### [Instructions to follow]
Look through the material below and give the number of lines holding "body", with no other words.

(Dataset items)
<<<<
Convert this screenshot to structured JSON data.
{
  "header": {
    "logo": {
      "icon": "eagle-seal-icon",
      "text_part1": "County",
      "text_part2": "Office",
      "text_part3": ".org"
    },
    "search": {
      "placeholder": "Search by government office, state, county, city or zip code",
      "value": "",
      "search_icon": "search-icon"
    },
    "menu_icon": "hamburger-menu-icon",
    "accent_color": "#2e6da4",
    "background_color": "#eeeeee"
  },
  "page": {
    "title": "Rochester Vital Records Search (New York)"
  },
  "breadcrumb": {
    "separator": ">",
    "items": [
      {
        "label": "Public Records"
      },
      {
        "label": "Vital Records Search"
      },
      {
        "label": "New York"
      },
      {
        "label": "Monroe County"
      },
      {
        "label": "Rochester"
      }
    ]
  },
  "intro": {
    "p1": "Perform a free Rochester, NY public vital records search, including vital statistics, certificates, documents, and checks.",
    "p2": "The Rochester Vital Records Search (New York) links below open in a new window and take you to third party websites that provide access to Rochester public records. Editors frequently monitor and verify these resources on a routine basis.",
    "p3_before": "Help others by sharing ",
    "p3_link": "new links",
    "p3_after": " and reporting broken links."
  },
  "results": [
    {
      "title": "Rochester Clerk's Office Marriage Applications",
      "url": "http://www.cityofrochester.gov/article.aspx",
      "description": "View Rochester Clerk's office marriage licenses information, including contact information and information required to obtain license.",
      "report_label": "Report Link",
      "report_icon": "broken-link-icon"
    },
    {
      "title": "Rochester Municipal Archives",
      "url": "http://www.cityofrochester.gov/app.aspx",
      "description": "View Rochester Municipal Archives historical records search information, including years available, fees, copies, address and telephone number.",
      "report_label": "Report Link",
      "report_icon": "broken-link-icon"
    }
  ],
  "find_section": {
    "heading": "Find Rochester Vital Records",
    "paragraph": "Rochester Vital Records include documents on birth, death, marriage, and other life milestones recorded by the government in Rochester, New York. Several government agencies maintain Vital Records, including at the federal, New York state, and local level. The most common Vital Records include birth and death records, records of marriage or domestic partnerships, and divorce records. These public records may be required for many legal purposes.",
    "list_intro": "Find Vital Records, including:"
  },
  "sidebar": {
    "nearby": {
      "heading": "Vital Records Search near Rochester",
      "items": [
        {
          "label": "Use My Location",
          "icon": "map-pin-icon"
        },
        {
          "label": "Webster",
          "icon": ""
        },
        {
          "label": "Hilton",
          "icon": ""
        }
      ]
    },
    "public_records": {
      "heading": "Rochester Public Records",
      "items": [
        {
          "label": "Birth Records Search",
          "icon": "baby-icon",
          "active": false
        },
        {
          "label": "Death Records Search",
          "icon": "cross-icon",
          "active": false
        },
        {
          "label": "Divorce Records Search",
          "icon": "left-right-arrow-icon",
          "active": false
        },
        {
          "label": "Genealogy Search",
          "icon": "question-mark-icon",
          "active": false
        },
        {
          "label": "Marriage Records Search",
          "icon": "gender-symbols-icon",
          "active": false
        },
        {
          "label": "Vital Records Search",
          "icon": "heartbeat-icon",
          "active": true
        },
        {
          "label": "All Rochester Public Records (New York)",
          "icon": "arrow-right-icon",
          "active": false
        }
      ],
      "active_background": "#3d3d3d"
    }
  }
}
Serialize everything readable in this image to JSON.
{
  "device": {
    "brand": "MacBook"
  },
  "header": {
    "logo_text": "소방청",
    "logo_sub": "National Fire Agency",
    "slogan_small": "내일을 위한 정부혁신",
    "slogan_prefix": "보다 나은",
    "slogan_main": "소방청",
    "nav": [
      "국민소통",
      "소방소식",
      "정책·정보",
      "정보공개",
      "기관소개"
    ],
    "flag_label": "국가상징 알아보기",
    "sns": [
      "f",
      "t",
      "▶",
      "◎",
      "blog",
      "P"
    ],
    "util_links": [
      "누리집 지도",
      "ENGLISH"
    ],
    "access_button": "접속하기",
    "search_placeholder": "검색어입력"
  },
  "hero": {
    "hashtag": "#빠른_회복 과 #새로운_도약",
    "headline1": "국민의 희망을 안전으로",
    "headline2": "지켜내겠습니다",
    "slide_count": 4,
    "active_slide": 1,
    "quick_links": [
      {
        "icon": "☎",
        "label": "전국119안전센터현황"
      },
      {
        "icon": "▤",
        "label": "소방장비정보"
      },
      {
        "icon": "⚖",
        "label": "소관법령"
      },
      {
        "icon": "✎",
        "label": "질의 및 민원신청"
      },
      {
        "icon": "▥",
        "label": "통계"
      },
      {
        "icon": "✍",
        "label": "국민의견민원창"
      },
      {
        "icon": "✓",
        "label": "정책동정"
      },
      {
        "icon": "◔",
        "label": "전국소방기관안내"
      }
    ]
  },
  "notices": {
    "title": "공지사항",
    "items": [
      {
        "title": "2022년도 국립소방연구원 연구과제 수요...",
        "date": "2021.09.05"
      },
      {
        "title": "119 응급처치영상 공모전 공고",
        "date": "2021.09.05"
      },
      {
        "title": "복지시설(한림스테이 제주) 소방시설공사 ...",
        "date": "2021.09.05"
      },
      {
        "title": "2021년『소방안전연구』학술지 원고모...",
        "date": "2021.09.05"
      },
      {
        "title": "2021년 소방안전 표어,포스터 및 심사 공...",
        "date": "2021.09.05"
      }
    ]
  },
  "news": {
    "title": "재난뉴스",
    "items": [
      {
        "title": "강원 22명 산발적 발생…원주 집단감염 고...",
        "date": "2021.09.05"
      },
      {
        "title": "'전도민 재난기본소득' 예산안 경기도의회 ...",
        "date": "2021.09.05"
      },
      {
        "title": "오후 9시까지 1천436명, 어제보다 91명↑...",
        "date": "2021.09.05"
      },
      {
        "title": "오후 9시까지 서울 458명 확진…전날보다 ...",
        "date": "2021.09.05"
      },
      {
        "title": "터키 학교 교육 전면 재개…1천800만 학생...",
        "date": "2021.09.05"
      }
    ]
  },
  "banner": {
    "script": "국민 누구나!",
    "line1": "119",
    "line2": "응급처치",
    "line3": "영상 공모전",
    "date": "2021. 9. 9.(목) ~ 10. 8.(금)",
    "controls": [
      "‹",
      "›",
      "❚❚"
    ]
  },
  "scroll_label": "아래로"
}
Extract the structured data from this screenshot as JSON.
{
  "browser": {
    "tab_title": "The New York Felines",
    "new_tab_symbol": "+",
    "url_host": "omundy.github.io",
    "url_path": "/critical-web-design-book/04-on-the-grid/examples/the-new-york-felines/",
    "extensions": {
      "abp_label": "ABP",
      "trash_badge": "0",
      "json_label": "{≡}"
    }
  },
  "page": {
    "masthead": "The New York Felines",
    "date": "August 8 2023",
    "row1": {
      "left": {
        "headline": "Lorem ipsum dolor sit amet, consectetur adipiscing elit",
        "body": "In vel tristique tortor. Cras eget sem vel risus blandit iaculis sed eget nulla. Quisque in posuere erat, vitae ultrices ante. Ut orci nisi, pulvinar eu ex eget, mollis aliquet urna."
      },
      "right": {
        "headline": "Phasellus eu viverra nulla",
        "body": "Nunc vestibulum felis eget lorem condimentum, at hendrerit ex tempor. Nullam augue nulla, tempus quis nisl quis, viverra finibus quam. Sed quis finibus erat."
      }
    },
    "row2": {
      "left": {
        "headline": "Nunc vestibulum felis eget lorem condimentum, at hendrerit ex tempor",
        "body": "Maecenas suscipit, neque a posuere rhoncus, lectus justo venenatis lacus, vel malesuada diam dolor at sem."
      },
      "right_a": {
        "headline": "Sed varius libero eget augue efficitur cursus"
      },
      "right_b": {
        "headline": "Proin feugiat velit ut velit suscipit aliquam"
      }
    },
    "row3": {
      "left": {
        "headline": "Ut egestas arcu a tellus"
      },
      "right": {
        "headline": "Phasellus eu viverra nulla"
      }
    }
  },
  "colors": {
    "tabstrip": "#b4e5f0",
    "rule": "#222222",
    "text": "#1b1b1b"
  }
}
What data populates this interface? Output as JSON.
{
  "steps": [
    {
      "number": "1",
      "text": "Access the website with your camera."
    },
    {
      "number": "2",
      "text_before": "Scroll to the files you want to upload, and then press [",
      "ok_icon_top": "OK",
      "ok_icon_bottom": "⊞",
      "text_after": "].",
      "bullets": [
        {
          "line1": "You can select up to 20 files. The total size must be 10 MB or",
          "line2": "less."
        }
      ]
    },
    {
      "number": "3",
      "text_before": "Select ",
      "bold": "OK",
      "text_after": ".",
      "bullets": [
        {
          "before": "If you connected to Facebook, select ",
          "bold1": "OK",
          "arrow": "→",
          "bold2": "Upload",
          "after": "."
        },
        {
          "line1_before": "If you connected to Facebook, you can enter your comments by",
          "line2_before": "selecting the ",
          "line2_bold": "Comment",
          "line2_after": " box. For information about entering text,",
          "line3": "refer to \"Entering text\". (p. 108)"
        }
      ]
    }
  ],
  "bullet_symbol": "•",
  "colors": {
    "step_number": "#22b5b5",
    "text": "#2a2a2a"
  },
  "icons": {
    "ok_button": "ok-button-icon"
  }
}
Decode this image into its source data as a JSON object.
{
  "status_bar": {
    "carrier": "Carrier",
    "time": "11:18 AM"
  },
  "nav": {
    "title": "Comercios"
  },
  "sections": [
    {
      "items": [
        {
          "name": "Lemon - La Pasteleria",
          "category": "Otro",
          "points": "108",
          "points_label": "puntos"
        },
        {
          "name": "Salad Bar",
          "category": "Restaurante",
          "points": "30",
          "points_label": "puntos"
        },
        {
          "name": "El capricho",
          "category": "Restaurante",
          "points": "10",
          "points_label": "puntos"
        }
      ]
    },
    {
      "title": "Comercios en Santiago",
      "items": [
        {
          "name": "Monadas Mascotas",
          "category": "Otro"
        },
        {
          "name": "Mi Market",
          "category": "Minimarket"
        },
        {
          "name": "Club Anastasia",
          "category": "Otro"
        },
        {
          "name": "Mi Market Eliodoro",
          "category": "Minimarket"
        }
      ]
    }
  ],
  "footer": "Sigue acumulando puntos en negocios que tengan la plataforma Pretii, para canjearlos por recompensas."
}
>>>>
### [Full output]
3